◆ STATED GOAL ◆
Return each line of the data below exactly, omitting any pictures.

::: STORED RECORDS :::

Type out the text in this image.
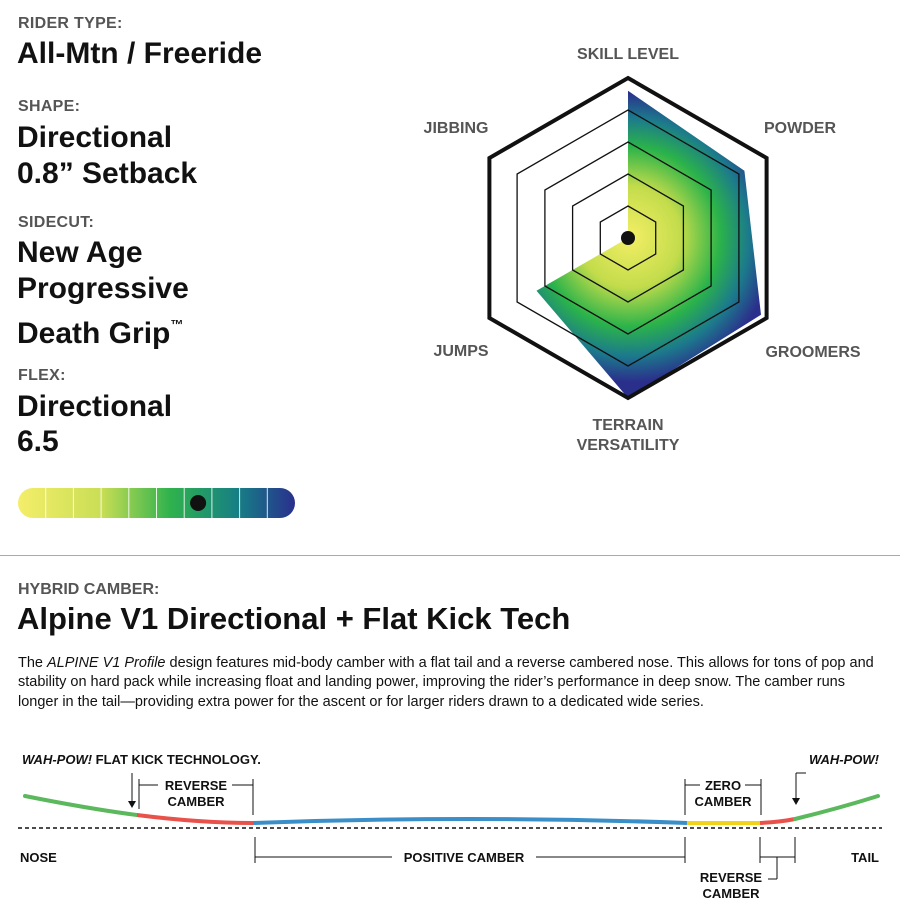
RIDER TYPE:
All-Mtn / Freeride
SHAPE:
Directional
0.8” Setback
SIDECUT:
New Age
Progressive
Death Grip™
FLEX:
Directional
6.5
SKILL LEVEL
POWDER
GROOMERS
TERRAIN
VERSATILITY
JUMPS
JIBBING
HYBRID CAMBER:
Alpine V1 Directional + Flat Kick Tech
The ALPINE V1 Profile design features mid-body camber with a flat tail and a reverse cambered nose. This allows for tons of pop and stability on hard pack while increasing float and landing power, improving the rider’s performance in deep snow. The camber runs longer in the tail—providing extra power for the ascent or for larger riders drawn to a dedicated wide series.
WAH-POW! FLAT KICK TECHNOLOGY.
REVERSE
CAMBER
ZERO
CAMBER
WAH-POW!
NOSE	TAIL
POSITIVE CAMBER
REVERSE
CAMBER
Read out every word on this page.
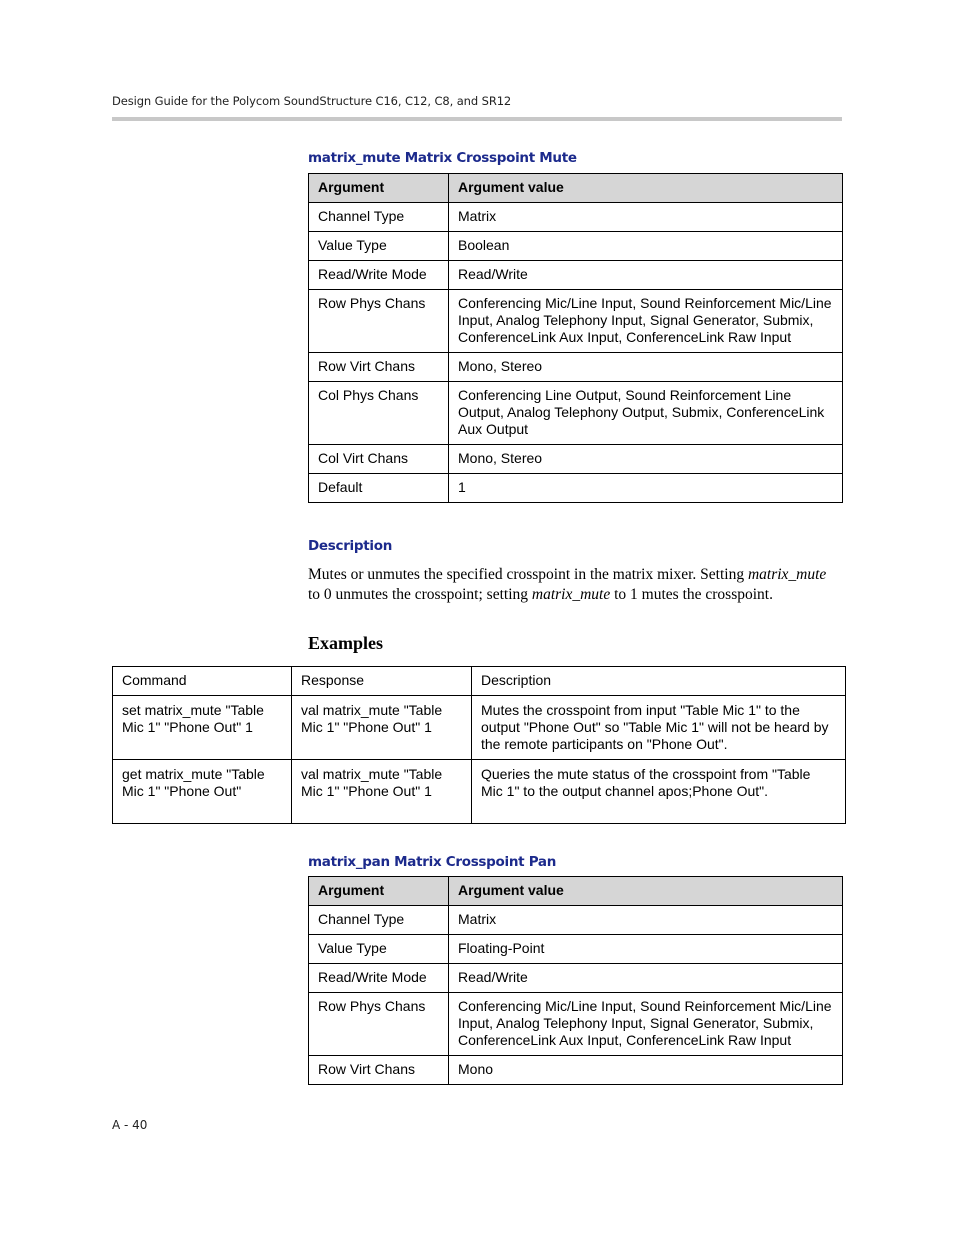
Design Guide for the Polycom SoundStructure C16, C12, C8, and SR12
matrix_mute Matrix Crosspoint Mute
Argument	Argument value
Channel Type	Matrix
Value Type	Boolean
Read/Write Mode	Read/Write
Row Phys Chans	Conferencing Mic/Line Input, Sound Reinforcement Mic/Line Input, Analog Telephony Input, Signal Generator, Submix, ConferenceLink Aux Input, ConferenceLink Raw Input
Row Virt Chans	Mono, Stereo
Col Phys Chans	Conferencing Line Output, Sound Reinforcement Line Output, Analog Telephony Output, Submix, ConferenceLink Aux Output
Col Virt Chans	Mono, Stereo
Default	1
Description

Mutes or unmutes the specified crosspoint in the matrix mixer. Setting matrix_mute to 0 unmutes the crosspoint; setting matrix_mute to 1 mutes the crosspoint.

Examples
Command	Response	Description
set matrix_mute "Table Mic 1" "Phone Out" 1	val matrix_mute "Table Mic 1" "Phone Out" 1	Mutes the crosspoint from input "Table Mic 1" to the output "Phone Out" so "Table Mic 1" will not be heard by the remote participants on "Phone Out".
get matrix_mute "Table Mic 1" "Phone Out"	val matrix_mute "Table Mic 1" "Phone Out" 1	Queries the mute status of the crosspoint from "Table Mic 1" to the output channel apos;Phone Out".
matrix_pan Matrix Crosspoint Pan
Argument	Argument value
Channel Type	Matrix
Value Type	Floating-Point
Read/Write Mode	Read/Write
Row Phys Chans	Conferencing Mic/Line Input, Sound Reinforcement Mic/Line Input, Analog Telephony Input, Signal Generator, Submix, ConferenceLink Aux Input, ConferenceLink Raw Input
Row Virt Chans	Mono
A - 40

:::

◆ ANSWER FOR THIS EXERCISE ◆
Type out the text in this image.
RIDER TYPE:
All-Mtn / Freeride
SHAPE:
Directional
0.8” Setback
SIDECUT:
New Age
Progressive
Death Grip™
FLEX:
Directional
6.5
SKILL LEVEL
POWDER
GROOMERS
TERRAIN
VERSATILITY
JUMPS
JIBBING
HYBRID CAMBER:
Alpine V1 Directional + Flat Kick Tech
The ALPINE V1 Profile design features mid-body camber with a flat tail and a reverse cambered nose. This allows for tons of pop and stability on hard pack while increasing float and landing power, improving the rider’s performance in deep snow. The camber runs longer in the tail—providing extra power for the ascent or for larger riders drawn to a dedicated wide series.
WAH-POW! FLAT KICK TECHNOLOGY.
REVERSE
CAMBER
ZERO
CAMBER
WAH-POW!
NOSE	TAIL
POSITIVE CAMBER
REVERSE
CAMBER
Read out every word on this page.
Design Guide for the Polycom SoundStructure C16, C12, C8, and SR12
matrix_mute Matrix Crosspoint Mute
Argument	Argument value
Channel Type	Matrix
Value Type	Boolean
Read/Write Mode	Read/Write
Row Phys Chans	Conferencing Mic/Line Input, Sound Reinforcement Mic/Line Input, Analog Telephony Input, Signal Generator, Submix, ConferenceLink Aux Input, ConferenceLink Raw Input
Row Virt Chans	Mono, Stereo
Col Phys Chans	Conferencing Line Output, Sound Reinforcement Line Output, Analog Telephony Output, Submix, ConferenceLink Aux Output
Col Virt Chans	Mono, Stereo
Default	1
Description

Mutes or unmutes the specified crosspoint in the matrix mixer. Setting matrix_mute to 0 unmutes the crosspoint; setting matrix_mute to 1 mutes the crosspoint.

Examples
Command	Response	Description
set matrix_mute "Table Mic 1" "Phone Out" 1	val matrix_mute "Table Mic 1" "Phone Out" 1	Mutes the crosspoint from input "Table Mic 1" to the output "Phone Out" so "Table Mic 1" will not be heard by the remote participants on "Phone Out".
get matrix_mute "Table Mic 1" "Phone Out"	val matrix_mute "Table Mic 1" "Phone Out" 1	Queries the mute status of the crosspoint from "Table Mic 1" to the output channel apos;Phone Out".
matrix_pan Matrix Crosspoint Pan
Argument	Argument value
Channel Type	Matrix
Value Type	Floating-Point
Read/Write Mode	Read/Write
Row Phys Chans	Conferencing Mic/Line Input, Sound Reinforcement Mic/Line Input, Analog Telephony Input, Signal Generator, Submix, ConferenceLink Aux Input, ConferenceLink Raw Input
Row Virt Chans	Mono
A - 40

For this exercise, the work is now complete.